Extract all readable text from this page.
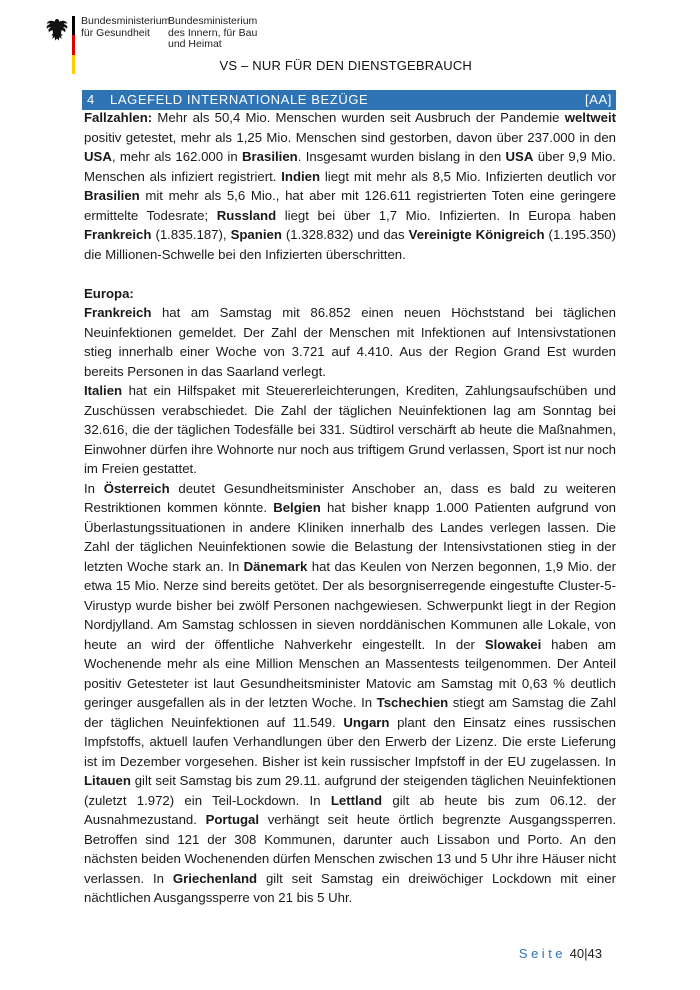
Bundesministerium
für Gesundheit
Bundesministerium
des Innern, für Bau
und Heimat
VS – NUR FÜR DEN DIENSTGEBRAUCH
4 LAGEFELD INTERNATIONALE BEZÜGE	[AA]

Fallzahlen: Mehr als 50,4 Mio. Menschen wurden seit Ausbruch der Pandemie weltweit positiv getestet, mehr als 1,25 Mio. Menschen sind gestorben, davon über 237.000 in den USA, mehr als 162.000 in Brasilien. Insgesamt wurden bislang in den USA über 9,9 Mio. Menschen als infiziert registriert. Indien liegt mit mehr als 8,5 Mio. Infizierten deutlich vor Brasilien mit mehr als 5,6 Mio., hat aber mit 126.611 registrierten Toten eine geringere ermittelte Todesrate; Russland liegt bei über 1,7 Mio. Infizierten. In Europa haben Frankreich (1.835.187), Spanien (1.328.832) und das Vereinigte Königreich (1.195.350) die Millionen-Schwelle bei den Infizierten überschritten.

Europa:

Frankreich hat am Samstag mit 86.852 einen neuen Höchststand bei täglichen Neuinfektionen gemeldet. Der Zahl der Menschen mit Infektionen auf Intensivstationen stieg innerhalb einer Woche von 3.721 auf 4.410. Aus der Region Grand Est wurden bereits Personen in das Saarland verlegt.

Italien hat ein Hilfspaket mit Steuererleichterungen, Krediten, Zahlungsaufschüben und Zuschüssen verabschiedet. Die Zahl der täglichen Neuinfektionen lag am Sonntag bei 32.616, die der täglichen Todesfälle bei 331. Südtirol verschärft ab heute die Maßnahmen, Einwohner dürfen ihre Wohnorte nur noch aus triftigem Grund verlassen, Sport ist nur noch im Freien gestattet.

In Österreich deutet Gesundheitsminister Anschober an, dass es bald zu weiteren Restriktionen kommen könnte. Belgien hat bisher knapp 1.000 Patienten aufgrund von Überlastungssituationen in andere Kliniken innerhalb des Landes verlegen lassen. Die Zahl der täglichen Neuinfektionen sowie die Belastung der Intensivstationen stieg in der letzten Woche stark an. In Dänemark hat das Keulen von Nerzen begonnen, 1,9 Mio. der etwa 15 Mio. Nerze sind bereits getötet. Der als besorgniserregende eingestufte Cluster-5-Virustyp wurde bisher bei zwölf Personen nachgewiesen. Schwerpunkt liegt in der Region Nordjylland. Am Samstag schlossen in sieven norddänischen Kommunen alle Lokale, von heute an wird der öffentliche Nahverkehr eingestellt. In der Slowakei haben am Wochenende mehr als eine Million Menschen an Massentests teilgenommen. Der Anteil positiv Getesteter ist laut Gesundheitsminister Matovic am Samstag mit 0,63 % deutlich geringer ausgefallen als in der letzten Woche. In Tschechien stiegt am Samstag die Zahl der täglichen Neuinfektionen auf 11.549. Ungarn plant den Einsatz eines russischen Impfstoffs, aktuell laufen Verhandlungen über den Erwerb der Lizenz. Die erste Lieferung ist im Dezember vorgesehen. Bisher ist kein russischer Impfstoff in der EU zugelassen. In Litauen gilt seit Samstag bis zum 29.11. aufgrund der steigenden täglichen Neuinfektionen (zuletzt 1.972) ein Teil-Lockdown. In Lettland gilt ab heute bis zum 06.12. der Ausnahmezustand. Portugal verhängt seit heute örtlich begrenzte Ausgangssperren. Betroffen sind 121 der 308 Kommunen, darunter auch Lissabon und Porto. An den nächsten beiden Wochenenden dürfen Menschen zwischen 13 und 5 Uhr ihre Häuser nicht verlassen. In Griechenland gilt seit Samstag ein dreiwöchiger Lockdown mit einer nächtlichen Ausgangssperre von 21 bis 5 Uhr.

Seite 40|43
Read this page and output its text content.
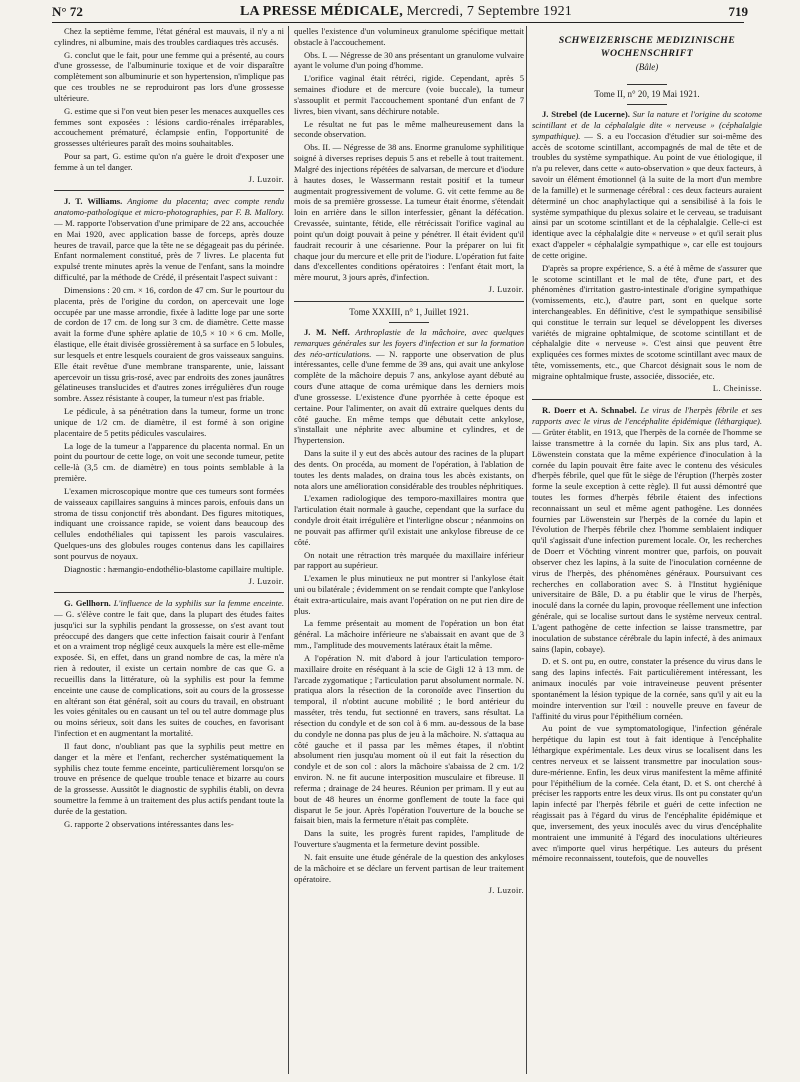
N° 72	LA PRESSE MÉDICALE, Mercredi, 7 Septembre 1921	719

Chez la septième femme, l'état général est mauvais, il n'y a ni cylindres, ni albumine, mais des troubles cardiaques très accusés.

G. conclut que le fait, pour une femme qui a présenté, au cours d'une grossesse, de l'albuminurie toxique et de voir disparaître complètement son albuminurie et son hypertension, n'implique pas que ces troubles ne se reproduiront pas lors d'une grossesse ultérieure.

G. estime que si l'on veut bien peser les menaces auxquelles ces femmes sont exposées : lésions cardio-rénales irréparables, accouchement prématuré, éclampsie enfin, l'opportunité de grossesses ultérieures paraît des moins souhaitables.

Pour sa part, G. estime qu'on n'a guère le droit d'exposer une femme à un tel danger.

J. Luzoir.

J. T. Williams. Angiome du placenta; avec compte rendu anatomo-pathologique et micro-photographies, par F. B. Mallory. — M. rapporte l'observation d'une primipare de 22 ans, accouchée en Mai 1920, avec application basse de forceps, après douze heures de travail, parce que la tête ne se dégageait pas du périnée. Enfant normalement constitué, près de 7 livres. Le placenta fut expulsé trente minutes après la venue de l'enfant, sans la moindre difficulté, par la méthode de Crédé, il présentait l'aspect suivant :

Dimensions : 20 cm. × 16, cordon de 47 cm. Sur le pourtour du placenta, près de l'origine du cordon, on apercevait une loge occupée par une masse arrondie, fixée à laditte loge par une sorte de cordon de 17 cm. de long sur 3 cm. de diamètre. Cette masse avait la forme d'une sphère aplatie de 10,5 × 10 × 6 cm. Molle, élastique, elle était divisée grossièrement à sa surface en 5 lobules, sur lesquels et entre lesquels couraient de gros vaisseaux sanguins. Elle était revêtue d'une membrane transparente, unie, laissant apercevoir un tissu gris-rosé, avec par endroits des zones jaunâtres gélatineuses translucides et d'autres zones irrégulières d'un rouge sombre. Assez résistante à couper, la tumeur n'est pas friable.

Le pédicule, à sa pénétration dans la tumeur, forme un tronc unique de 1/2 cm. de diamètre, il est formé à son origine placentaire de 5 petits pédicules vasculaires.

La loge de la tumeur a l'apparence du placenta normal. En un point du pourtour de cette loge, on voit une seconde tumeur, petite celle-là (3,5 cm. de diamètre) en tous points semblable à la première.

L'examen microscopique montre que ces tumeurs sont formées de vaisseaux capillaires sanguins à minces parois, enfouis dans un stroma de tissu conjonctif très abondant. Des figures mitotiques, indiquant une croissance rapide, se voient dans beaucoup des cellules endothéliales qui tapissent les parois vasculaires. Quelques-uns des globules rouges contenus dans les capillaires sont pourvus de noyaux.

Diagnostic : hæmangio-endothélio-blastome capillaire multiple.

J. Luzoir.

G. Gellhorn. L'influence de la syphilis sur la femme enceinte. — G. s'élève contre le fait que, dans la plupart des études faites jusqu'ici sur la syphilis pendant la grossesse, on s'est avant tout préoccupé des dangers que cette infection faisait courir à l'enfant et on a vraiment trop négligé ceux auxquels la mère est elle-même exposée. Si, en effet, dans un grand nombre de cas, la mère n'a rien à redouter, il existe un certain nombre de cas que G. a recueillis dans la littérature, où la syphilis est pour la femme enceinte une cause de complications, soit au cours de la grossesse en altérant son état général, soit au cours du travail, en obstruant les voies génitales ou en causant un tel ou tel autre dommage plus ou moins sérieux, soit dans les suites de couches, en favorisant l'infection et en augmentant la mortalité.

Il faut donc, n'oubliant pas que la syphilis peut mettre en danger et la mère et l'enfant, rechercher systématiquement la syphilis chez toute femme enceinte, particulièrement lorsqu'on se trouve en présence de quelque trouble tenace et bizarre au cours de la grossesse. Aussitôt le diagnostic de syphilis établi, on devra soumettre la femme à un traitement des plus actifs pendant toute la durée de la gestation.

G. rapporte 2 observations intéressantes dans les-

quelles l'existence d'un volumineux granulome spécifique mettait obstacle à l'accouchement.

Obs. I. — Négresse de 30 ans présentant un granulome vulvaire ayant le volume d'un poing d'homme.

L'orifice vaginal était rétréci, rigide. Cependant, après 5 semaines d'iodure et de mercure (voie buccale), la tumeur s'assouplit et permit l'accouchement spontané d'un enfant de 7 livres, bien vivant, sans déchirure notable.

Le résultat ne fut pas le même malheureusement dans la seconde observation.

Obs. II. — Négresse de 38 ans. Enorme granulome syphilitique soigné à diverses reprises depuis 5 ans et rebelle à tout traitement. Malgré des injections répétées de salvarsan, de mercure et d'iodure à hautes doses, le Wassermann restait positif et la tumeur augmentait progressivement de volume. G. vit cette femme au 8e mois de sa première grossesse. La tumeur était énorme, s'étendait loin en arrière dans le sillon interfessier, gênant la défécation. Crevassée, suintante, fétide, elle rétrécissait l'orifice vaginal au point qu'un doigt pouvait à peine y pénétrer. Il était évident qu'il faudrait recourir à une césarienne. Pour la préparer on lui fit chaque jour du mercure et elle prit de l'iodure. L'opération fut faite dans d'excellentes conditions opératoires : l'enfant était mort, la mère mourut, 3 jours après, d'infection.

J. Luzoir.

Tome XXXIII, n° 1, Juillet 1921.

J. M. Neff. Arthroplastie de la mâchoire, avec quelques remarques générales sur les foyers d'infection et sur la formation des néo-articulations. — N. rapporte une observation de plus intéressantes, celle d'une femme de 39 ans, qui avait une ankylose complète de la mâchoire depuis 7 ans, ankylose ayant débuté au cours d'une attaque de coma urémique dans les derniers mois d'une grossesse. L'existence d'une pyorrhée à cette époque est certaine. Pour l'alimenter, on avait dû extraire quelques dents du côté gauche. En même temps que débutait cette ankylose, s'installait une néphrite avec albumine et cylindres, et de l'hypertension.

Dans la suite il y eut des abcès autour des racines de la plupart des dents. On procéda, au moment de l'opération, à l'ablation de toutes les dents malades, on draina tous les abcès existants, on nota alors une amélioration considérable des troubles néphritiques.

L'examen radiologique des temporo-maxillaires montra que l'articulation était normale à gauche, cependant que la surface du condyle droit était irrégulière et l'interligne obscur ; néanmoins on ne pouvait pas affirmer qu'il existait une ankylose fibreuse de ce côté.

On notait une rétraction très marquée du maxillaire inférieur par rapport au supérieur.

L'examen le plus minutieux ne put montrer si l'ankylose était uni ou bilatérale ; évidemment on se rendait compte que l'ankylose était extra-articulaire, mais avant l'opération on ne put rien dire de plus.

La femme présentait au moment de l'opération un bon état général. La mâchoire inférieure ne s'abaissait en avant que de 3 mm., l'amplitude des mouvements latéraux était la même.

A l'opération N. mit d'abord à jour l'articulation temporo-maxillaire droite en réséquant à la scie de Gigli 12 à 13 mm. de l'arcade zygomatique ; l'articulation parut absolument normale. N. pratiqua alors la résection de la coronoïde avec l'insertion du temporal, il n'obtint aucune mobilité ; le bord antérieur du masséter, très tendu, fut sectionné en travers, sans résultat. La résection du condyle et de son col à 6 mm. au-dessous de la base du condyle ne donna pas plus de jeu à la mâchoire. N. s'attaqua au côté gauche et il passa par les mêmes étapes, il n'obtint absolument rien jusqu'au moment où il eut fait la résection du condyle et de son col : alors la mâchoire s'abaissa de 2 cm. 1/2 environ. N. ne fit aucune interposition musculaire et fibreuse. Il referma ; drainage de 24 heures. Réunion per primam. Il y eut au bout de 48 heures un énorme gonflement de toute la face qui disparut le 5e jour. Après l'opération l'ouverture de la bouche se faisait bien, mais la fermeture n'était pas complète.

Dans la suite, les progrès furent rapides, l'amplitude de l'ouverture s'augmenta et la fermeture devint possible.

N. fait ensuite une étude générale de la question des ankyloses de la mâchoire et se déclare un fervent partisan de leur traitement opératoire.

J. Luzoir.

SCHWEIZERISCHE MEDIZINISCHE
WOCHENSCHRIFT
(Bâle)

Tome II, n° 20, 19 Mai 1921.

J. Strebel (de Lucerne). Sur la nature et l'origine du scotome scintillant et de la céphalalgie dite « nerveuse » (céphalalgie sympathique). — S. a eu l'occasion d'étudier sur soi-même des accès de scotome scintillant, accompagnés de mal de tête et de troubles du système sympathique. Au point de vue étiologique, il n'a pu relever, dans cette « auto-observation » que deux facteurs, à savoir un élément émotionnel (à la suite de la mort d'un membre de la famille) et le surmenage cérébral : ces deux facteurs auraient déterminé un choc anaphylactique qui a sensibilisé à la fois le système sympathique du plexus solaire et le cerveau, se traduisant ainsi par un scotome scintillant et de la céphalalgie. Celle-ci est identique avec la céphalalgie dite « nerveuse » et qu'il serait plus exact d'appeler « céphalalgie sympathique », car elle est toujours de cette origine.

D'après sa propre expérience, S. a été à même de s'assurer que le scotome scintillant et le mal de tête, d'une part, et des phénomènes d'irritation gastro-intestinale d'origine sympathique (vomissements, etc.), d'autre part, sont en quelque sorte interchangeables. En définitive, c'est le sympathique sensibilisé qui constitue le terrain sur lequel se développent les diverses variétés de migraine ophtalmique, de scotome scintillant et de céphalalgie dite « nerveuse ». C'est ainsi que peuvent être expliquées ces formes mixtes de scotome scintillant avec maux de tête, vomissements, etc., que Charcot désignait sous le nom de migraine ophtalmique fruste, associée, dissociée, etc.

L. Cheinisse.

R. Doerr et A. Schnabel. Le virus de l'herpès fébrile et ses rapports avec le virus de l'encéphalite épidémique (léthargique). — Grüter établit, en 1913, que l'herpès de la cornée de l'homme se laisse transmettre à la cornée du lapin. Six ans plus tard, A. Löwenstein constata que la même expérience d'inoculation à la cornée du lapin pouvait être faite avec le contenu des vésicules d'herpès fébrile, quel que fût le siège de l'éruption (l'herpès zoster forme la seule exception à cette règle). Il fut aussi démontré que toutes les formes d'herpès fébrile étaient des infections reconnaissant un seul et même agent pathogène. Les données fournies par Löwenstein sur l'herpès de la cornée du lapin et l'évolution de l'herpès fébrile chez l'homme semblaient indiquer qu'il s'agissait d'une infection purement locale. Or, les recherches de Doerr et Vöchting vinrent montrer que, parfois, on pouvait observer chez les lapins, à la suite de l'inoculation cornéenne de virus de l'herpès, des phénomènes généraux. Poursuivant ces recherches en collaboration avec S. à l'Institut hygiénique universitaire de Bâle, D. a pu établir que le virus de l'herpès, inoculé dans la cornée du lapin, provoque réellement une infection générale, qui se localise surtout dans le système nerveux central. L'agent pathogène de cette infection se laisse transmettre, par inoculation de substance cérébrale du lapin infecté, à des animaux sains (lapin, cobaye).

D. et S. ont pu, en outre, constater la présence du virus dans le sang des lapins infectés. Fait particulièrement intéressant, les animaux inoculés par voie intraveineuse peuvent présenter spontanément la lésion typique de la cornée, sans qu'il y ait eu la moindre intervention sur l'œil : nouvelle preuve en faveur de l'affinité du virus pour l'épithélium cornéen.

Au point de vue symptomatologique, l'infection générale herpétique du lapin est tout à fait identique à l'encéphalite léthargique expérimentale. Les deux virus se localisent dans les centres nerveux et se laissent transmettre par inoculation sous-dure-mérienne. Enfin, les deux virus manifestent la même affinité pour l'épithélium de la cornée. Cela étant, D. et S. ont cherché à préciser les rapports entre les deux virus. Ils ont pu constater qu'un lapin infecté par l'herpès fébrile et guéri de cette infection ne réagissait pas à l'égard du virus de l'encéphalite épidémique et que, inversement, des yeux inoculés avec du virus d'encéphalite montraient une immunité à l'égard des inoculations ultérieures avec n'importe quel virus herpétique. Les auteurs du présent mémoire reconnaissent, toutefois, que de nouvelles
◇ ◇ ◇
Problem to solve:
Look over the material above and report each line holding "this".

Response area:
Extract all readable text from this page.
Read this page and output its text content.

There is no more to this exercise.